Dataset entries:

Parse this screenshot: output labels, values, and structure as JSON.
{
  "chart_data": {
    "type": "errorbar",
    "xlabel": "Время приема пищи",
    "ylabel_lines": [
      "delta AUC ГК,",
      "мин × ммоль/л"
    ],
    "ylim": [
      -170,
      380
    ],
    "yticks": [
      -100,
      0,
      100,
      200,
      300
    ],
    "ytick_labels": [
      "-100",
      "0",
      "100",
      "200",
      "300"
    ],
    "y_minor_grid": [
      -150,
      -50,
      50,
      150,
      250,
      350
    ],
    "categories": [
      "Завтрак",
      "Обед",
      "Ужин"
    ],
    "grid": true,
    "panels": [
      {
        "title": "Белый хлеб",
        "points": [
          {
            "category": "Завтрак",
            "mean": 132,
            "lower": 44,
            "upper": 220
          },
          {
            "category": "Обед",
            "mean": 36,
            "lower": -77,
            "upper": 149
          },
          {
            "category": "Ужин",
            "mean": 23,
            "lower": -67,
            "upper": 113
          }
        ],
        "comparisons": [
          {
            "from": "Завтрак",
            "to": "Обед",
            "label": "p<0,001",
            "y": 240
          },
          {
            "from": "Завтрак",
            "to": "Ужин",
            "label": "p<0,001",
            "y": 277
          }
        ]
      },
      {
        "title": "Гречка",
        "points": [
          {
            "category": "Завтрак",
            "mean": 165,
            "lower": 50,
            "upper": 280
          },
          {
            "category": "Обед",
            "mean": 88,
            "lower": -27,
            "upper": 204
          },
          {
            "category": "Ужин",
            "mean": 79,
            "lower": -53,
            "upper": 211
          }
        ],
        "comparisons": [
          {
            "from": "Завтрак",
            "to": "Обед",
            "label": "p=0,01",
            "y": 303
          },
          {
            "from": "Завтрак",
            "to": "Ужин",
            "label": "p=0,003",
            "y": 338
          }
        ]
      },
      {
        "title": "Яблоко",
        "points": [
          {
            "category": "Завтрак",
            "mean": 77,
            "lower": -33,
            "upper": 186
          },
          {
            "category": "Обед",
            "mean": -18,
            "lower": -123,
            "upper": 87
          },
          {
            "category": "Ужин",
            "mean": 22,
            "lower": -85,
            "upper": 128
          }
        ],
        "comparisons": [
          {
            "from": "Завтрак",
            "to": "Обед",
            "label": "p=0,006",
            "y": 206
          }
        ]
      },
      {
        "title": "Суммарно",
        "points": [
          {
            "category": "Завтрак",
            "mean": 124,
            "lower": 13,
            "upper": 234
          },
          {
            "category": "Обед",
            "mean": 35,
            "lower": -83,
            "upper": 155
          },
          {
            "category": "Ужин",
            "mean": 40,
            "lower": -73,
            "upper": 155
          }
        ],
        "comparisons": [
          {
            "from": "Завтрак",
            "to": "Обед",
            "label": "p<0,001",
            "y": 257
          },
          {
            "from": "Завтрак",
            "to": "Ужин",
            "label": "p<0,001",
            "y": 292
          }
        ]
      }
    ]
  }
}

> [Goal]:
Every entry must be output again, exactly as written above.

> [Solved exercise]:
Parse this screenshot: output labels, values, and structure as JSON.
{
  "chart_data": {
    "type": "errorbar",
    "xlabel": "Время приема пищи",
    "ylabel_lines": [
      "delta AUC ГК,",
      "мин × ммоль/л"
    ],
    "ylim": [
      -170,
      380
    ],
    "yticks": [
      -100,
      0,
      100,
      200,
      300
    ],
    "ytick_labels": [
      "-100",
      "0",
      "100",
      "200",
      "300"
    ],
    "y_minor_grid": [
      -150,
      -50,
      50,
      150,
      250,
      350
    ],
    "categories": [
      "Завтрак",
      "Обед",
      "Ужин"
    ],
    "grid": true,
    "panels": [
      {
        "title": "Белый хлеб",
        "points": [
          {
            "category": "Завтрак",
            "mean": 132,
            "lower": 44,
            "upper": 220
          },
          {
            "category": "Обед",
            "mean": 36,
            "lower": -77,
            "upper": 149
          },
          {
            "category": "Ужин",
            "mean": 23,
            "lower": -67,
            "upper": 113
          }
        ],
        "comparisons": [
          {
            "from": "Завтрак",
            "to": "Обед",
            "label": "p<0,001",
            "y": 240
          },
          {
            "from": "Завтрак",
            "to": "Ужин",
            "label": "p<0,001",
            "y": 277
          }
        ]
      },
      {
        "title": "Гречка",
        "points": [
          {
            "category": "Завтрак",
            "mean": 165,
            "lower": 50,
            "upper": 280
          },
          {
            "category": "Обед",
            "mean": 88,
            "lower": -27,
            "upper": 204
          },
          {
            "category": "Ужин",
            "mean": 79,
            "lower": -53,
            "upper": 211
          }
        ],
        "comparisons": [
          {
            "from": "Завтрак",
            "to": "Обед",
            "label": "p=0,01",
            "y": 303
          },
          {
            "from": "Завтрак",
            "to": "Ужин",
            "label": "p=0,003",
            "y": 338
          }
        ]
      },
      {
        "title": "Яблоко",
        "points": [
          {
            "category": "Завтрак",
            "mean": 77,
            "lower": -33,
            "upper": 186
          },
          {
            "category": "Обед",
            "mean": -18,
            "lower": -123,
            "upper": 87
          },
          {
            "category": "Ужин",
            "mean": 22,
            "lower": -85,
            "upper": 128
          }
        ],
        "comparisons": [
          {
            "from": "Завтрак",
            "to": "Обед",
            "label": "p=0,006",
            "y": 206
          }
        ]
      },
      {
        "title": "Суммарно",
        "points": [
          {
            "category": "Завтрак",
            "mean": 124,
            "lower": 13,
            "upper": 234
          },
          {
            "category": "Обед",
            "mean": 35,
            "lower": -83,
            "upper": 155
          },
          {
            "category": "Ужин",
            "mean": 40,
            "lower": -73,
            "upper": 155
          }
        ],
        "comparisons": [
          {
            "from": "Завтрак",
            "to": "Обед",
            "label": "p<0,001",
            "y": 257
          },
          {
            "from": "Завтрак",
            "to": "Ужин",
            "label": "p<0,001",
            "y": 292
          }
        ]
      }
    ]
  }
}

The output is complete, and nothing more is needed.